Stored entries
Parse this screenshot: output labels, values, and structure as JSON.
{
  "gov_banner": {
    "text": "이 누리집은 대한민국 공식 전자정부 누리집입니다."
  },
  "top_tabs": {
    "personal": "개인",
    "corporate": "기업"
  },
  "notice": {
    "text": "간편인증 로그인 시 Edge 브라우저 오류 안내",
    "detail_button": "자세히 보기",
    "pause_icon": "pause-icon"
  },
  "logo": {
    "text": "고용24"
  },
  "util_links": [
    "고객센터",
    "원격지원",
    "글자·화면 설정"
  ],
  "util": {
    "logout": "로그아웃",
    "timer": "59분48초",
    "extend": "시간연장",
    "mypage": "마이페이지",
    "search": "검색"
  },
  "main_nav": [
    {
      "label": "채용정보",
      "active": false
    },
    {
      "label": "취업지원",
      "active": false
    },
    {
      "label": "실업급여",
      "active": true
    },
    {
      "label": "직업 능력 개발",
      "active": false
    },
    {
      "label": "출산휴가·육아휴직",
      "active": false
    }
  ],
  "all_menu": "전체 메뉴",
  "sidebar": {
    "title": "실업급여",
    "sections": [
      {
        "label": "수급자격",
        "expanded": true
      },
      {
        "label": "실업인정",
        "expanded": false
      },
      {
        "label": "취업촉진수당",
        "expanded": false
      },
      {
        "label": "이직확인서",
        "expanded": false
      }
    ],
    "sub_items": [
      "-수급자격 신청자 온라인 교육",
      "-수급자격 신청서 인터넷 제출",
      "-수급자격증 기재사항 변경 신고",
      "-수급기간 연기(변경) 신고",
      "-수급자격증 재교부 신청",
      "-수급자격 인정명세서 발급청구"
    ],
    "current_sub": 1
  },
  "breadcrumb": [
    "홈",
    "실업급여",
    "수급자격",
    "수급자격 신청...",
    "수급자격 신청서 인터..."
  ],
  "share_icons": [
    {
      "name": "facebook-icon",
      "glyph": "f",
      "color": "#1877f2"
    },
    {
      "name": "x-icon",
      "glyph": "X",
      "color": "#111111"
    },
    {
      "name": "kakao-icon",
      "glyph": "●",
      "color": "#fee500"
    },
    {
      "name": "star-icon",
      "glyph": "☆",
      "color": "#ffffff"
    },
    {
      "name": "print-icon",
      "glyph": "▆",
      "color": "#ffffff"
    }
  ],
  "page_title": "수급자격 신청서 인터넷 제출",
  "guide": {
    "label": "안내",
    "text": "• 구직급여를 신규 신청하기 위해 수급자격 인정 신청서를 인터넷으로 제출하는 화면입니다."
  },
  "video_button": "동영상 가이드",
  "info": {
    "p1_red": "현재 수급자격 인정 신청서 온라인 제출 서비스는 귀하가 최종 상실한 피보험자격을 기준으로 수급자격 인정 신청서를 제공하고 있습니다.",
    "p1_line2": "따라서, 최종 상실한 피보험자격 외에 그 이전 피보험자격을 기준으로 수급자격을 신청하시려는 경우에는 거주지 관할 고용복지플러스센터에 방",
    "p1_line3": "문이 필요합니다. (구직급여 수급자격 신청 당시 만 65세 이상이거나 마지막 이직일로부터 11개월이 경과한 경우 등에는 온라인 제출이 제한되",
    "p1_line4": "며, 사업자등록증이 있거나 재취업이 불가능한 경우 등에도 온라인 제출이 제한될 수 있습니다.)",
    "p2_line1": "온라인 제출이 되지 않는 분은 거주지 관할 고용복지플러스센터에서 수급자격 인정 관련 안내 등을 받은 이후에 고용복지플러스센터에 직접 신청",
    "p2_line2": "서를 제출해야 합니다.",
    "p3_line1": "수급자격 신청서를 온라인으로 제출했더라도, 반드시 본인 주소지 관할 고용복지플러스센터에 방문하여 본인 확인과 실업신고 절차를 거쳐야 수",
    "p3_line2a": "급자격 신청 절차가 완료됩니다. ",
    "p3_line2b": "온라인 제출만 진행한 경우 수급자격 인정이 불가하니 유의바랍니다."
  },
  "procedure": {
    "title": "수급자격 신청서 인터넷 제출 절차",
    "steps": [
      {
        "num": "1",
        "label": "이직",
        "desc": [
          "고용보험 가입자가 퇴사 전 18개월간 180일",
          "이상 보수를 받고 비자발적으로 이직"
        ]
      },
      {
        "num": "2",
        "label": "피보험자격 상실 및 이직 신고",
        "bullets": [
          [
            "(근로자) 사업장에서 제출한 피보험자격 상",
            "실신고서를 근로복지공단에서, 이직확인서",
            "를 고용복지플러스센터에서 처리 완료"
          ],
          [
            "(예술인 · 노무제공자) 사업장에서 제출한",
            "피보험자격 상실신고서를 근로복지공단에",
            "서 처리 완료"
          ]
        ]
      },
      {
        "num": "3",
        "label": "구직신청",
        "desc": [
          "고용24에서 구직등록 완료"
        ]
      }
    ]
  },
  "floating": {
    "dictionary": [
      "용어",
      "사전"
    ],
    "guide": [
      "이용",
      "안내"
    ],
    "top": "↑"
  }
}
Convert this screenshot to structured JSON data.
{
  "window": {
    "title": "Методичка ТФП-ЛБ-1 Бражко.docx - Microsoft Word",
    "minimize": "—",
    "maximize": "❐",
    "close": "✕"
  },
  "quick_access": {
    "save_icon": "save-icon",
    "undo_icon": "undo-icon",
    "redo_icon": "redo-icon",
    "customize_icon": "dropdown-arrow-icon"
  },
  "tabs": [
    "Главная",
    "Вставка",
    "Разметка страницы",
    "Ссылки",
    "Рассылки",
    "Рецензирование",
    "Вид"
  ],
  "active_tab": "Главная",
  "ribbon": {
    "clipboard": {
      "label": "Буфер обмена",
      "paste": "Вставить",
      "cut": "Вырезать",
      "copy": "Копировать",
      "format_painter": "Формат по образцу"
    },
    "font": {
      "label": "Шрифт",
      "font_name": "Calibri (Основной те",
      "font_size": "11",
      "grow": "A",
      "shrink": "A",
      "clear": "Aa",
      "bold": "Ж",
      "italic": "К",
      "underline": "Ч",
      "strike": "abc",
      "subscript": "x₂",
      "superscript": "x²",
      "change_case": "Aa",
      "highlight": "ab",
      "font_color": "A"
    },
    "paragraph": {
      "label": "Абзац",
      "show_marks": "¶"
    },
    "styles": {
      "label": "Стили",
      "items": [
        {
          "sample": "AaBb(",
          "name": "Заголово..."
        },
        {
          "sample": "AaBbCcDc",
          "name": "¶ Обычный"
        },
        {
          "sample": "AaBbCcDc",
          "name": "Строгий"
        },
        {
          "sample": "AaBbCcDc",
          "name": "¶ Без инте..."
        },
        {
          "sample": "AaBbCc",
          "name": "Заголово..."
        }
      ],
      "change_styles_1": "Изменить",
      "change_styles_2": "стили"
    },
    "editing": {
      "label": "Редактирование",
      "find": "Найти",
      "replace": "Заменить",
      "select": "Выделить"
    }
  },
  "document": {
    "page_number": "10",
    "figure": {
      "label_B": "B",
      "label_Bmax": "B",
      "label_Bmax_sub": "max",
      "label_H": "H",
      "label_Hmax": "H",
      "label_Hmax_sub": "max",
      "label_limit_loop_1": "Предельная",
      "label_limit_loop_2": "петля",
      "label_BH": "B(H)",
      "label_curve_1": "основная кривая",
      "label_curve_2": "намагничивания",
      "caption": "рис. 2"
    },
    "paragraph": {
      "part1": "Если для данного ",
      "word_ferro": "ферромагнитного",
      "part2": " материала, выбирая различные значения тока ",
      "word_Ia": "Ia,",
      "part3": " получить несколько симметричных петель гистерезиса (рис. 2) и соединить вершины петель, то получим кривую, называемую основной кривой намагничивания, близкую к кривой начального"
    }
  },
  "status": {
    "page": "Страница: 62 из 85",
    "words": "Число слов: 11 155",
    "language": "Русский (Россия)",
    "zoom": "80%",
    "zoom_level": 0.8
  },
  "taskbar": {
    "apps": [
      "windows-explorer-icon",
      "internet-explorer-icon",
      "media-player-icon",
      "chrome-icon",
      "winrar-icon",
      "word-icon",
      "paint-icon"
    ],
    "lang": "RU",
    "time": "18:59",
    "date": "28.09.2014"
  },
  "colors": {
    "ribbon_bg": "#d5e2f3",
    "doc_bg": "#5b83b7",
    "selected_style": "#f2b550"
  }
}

▶ SET PROBLEM
Pick out each line that holds the string "намагничивания".

▶ TASK RESULT
      "label_curve_2": "намагничивания",
      "part3": " получить несколько симметричных петель гистерезиса (рис. 2) и соединить вершины петель, то получим кривую, называемую основной кривой намагничивания, близкую к кривой начального"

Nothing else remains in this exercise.